Stored entries:
start
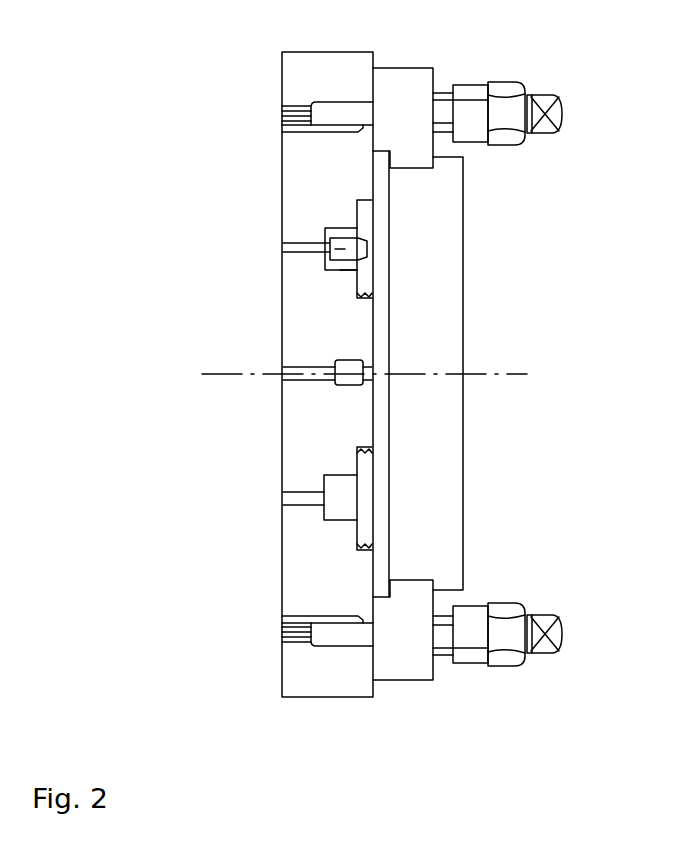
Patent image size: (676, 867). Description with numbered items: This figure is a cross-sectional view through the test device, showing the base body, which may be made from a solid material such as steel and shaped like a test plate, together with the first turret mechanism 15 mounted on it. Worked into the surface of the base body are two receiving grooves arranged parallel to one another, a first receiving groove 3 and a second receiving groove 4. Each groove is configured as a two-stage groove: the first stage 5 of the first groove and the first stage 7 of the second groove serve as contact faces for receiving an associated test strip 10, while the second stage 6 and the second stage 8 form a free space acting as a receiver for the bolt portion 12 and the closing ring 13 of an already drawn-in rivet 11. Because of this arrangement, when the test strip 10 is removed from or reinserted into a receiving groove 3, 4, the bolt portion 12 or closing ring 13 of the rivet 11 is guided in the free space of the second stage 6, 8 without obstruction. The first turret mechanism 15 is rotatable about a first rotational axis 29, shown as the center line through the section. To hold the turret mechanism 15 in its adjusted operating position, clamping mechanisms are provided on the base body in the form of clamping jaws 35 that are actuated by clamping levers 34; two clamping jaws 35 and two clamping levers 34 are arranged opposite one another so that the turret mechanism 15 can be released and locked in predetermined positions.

The first receiving groove 3 is at (361, 269).
The second receiving groove 4 is at (304, 502).
The first stage 5 is at (360, 298).
The second stage 6 is at (352, 272).
The first stage 7 is at (368, 532).
The second stage 8 is at (333, 500).
The test strip 10 is at (355, 217).
The rivet 11 is at (367, 248).
The bolt portion 12 is at (322, 250).
The closing ring 13 is at (343, 262).
The first turret mechanism 15 is at (447, 493).
The first rotational axis 29 is at (513, 373).
The clamping lever 34 is at (550, 95).
The clamping jaw 35 is at (407, 78).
end
EXERCISE REQUIREMENTS
Lay out the lines above as a numbered list, skipping any blank lines. Leave the picture out of your answer.

OUTPUT OF THE TASK
1. Patent image size: (676, 867). Description with numbered items: This figure is a cross-sectional view through the test device, showing the base body, which may be made from a solid material such as steel and shaped like a test plate, together with the first turret mechanism 15 mounted on it. Worked into the surface of the base body are two receiving grooves arranged parallel to one another, a first receiving groove 3 and a second receiving groove 4. Each groove is configured as a two-stage groove: the first stage 5 of the first groove and the first stage 7 of the second groove serve as contact faces for receiving an associated test strip 10, while the second stage 6 and the second stage 8 form a free space acting as a receiver for the bolt portion 12 and the closing ring 13 of an already drawn-in rivet 11. Because of this arrangement, when the test strip 10 is removed from or reinserted into a receiving groove 3, 4, the bolt portion 12 or closing ring 13 of the rivet 11 is guided in the free space of the second stage 6, 8 without obstruction. The first turret mechanism 15 is rotatable about a first rotational axis 29, shown as the center line through the section. To hold the turret mechanism 15 in its adjusted operating position, clamping mechanisms are provided on the base body in the form of clamping jaws 35 that are actuated by clamping levers 34; two clamping jaws 35 and two clamping levers 34 are arranged opposite one another so that the turret mechanism 15 can be released and locked in predetermined positions.
2. The first receiving groove 3 is at (361, 269).
3. The second receiving groove 4 is at (304, 502).
4. The first stage 5 is at (360, 298).
5. The second stage 6 is at (352, 272).
6. The first stage 7 is at (368, 532).
7. The second stage 8 is at (333, 500).
8. The test strip 10 is at (355, 217).
9. The rivet 11 is at (367, 248).
10. The bolt portion 12 is at (322, 250).
11. The closing ring 13 is at (343, 262).
12. The first turret mechanism 15 is at (447, 493).
13. The first rotational axis 29 is at (513, 373).
14. The clamping lever 34 is at (550, 95).
15. The clamping jaw 35 is at (407, 78).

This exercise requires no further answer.